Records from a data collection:
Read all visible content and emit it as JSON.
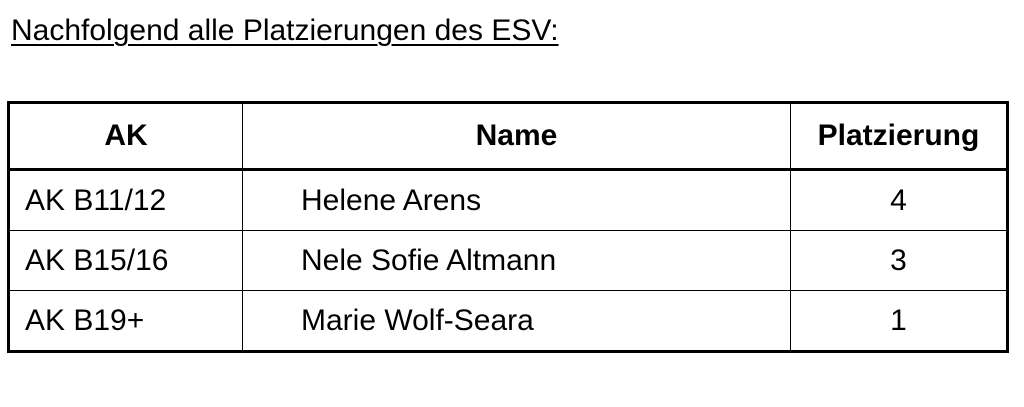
{
  "title": "Nachfolgend alle Platzierungen des ESV:",
  "table": {
    "headers": [
      "AK",
      "Name",
      "Platzierung"
    ],
    "rows": [
      [
        "AK B11/12",
        "Helene Arens",
        "4"
      ],
      [
        "AK B15/16",
        "Nele Sofie Altmann",
        "3"
      ],
      [
        "AK B19+",
        "Marie Wolf-Seara",
        "1"
      ]
    ]
  }
}
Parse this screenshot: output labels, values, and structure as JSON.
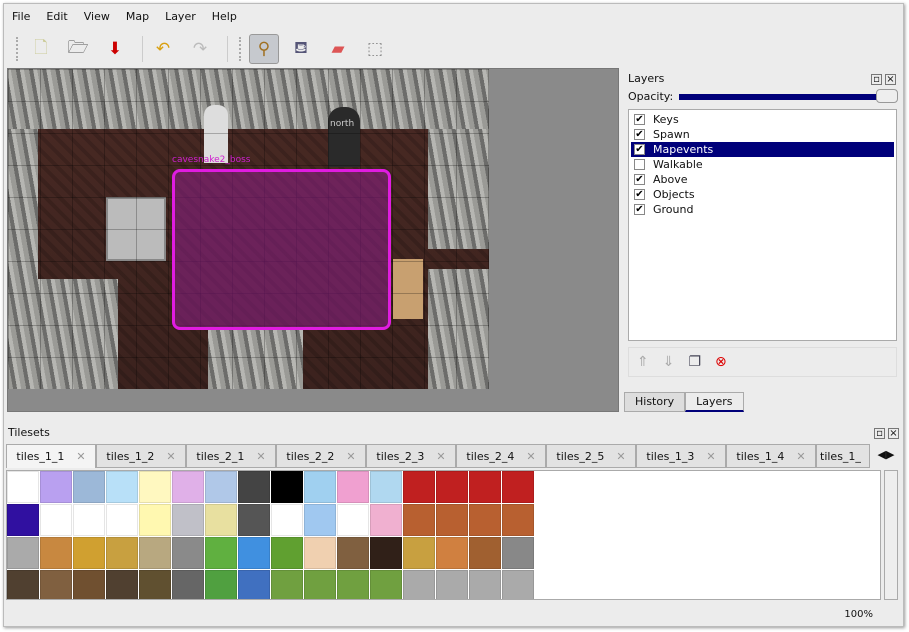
{
  "menu": [
    "File",
    "Edit",
    "View",
    "Map",
    "Layer",
    "Help"
  ],
  "toolbar": [
    {
      "name": "new-icon",
      "glyph": "🗋"
    },
    {
      "name": "open-icon",
      "glyph": "🗁"
    },
    {
      "name": "save-icon",
      "glyph": "⬇"
    },
    {
      "name": "undo-icon",
      "glyph": "↶"
    },
    {
      "name": "redo-icon",
      "glyph": "↷"
    },
    {
      "name": "stamp-brush-icon",
      "glyph": "⚲",
      "active": true
    },
    {
      "name": "bucket-fill-icon",
      "glyph": "⛾"
    },
    {
      "name": "eraser-icon",
      "glyph": "▰"
    },
    {
      "name": "rect-select-icon",
      "glyph": "⬚"
    }
  ],
  "map": {
    "object_label": "cavesnake2_boss",
    "north_label": "north",
    "selection_color": "#e01ce0"
  },
  "layers_panel": {
    "title": "Layers",
    "opacity_label": "Opacity:",
    "opacity": 1.0,
    "layers": [
      {
        "name": "Keys",
        "visible": true
      },
      {
        "name": "Spawn",
        "visible": true
      },
      {
        "name": "Mapevents",
        "visible": true,
        "selected": true
      },
      {
        "name": "Walkable",
        "visible": false
      },
      {
        "name": "Above",
        "visible": true
      },
      {
        "name": "Objects",
        "visible": true
      },
      {
        "name": "Ground",
        "visible": true
      }
    ],
    "buttons": [
      "raise-layer-icon",
      "lower-layer-icon",
      "duplicate-layer-icon",
      "remove-layer-icon"
    ]
  },
  "dock_tabs": [
    "History",
    "Layers"
  ],
  "tilesets": {
    "title": "Tilesets",
    "tabs": [
      "tiles_1_1",
      "tiles_1_2",
      "tiles_2_1",
      "tiles_2_2",
      "tiles_2_3",
      "tiles_2_4",
      "tiles_2_5",
      "tiles_1_3",
      "tiles_1_4",
      "tiles_1_"
    ]
  },
  "status": {
    "zoom": "100%"
  }
}
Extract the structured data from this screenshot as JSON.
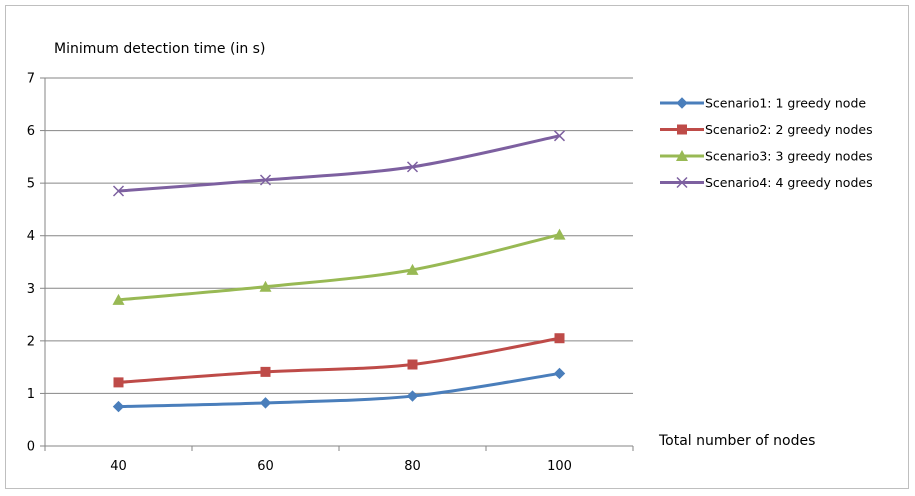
{
  "chart_data": {
    "type": "line",
    "title": "Minimum detection time (in s)",
    "xlabel": "Total number of nodes",
    "ylabel": "",
    "categories": [
      "40",
      "60",
      "80",
      "100"
    ],
    "ylim": [
      0,
      7
    ],
    "yticks": [
      "0",
      "1",
      "2",
      "3",
      "4",
      "5",
      "6",
      "7"
    ],
    "grid": true,
    "legend": "right",
    "series": [
      {
        "name": "Scenario1: 1 greedy node",
        "values": [
          0.75,
          0.82,
          0.95,
          1.38
        ],
        "color": "#4a7ebb",
        "marker": "diamond"
      },
      {
        "name": "Scenario2: 2 greedy nodes",
        "values": [
          1.21,
          1.41,
          1.55,
          2.05
        ],
        "color": "#be4b48",
        "marker": "square"
      },
      {
        "name": "Scenario3: 3 greedy nodes",
        "values": [
          2.78,
          3.03,
          3.35,
          4.02
        ],
        "color": "#98b954",
        "marker": "triangle"
      },
      {
        "name": "Scenario4: 4 greedy nodes",
        "values": [
          4.85,
          5.06,
          5.31,
          5.9
        ],
        "color": "#7d60a0",
        "marker": "x"
      }
    ]
  }
}
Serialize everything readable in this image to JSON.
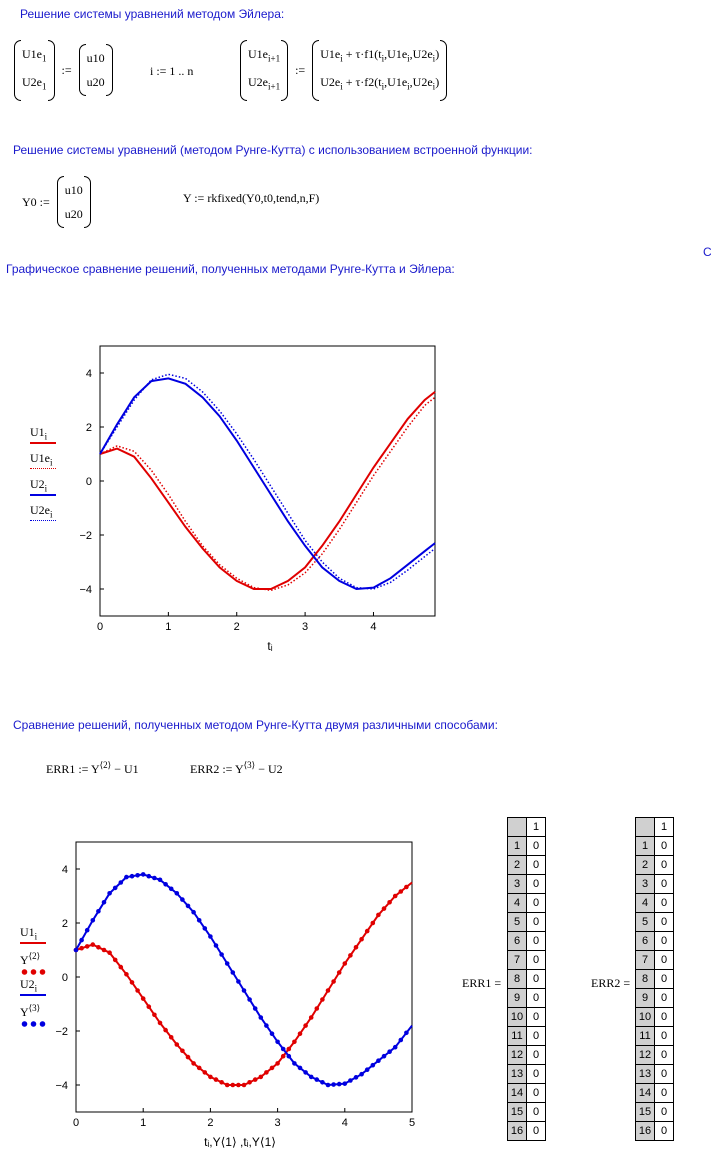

# [WHAT YOU WILL DO]
Repeat the data above exactly, but not the pictures.

# [CORRECT RESPONSE]
Read all visible content and emit it as JSON.
{
  "title": "Nachfolgend alle Platzierungen des ESV:",
  "table": {
    "headers": [
      "AK",
      "Name",
      "Platzierung"
    ],
    "rows": [
      [
        "AK B11/12",
        "Helene Arens",
        "4"
      ],
      [
        "AK B15/16",
        "Nele Sofie Altmann",
        "3"
      ],
      [
        "AK B19+",
        "Marie Wolf-Seara",
        "1"
      ]
    ]
  }
}
Parse this screenshot: output labels, values, and structure as JSON.
{
  "menu": [
    "File",
    "Edit",
    "View",
    "Map",
    "Layer",
    "Help"
  ],
  "toolbar": [
    {
      "name": "new-icon",
      "glyph": "🗋"
    },
    {
      "name": "open-icon",
      "glyph": "🗁"
    },
    {
      "name": "save-icon",
      "glyph": "⬇"
    },
    {
      "name": "undo-icon",
      "glyph": "↶"
    },
    {
      "name": "redo-icon",
      "glyph": "↷"
    },
    {
      "name": "stamp-brush-icon",
      "glyph": "⚲",
      "active": true
    },
    {
      "name": "bucket-fill-icon",
      "glyph": "⛾"
    },
    {
      "name": "eraser-icon",
      "glyph": "▰"
    },
    {
      "name": "rect-select-icon",
      "glyph": "⬚"
    }
  ],
  "map": {
    "object_label": "cavesnake2_boss",
    "north_label": "north",
    "selection_color": "#e01ce0"
  },
  "layers_panel": {
    "title": "Layers",
    "opacity_label": "Opacity:",
    "opacity": 1.0,
    "layers": [
      {
        "name": "Keys",
        "visible": true
      },
      {
        "name": "Spawn",
        "visible": true
      },
      {
        "name": "Mapevents",
        "visible": true,
        "selected": true
      },
      {
        "name": "Walkable",
        "visible": false
      },
      {
        "name": "Above",
        "visible": true
      },
      {
        "name": "Objects",
        "visible": true
      },
      {
        "name": "Ground",
        "visible": true
      }
    ],
    "buttons": [
      "raise-layer-icon",
      "lower-layer-icon",
      "duplicate-layer-icon",
      "remove-layer-icon"
    ]
  },
  "dock_tabs": [
    "History",
    "Layers"
  ],
  "tilesets": {
    "title": "Tilesets",
    "tabs": [
      "tiles_1_1",
      "tiles_1_2",
      "tiles_2_1",
      "tiles_2_2",
      "tiles_2_3",
      "tiles_2_4",
      "tiles_2_5",
      "tiles_1_3",
      "tiles_1_4",
      "tiles_1_"
    ]
  },
  "status": {
    "zoom": "100%"
  }
}
Extract the structured data from this screenshot as JSON.
{
  "chart_data": {
    "type": "line",
    "title": "Minimum detection time (in s)",
    "xlabel": "Total number of nodes",
    "ylabel": "",
    "categories": [
      "40",
      "60",
      "80",
      "100"
    ],
    "ylim": [
      0,
      7
    ],
    "yticks": [
      "0",
      "1",
      "2",
      "3",
      "4",
      "5",
      "6",
      "7"
    ],
    "grid": true,
    "legend": "right",
    "series": [
      {
        "name": "Scenario1: 1 greedy node",
        "values": [
          0.75,
          0.82,
          0.95,
          1.38
        ],
        "color": "#4a7ebb",
        "marker": "diamond"
      },
      {
        "name": "Scenario2: 2 greedy nodes",
        "values": [
          1.21,
          1.41,
          1.55,
          2.05
        ],
        "color": "#be4b48",
        "marker": "square"
      },
      {
        "name": "Scenario3: 3 greedy nodes",
        "values": [
          2.78,
          3.03,
          3.35,
          4.02
        ],
        "color": "#98b954",
        "marker": "triangle"
      },
      {
        "name": "Scenario4: 4 greedy nodes",
        "values": [
          4.85,
          5.06,
          5.31,
          5.9
        ],
        "color": "#7d60a0",
        "marker": "x"
      }
    ]
  }
}
Serialize everything readable in this image to JSON.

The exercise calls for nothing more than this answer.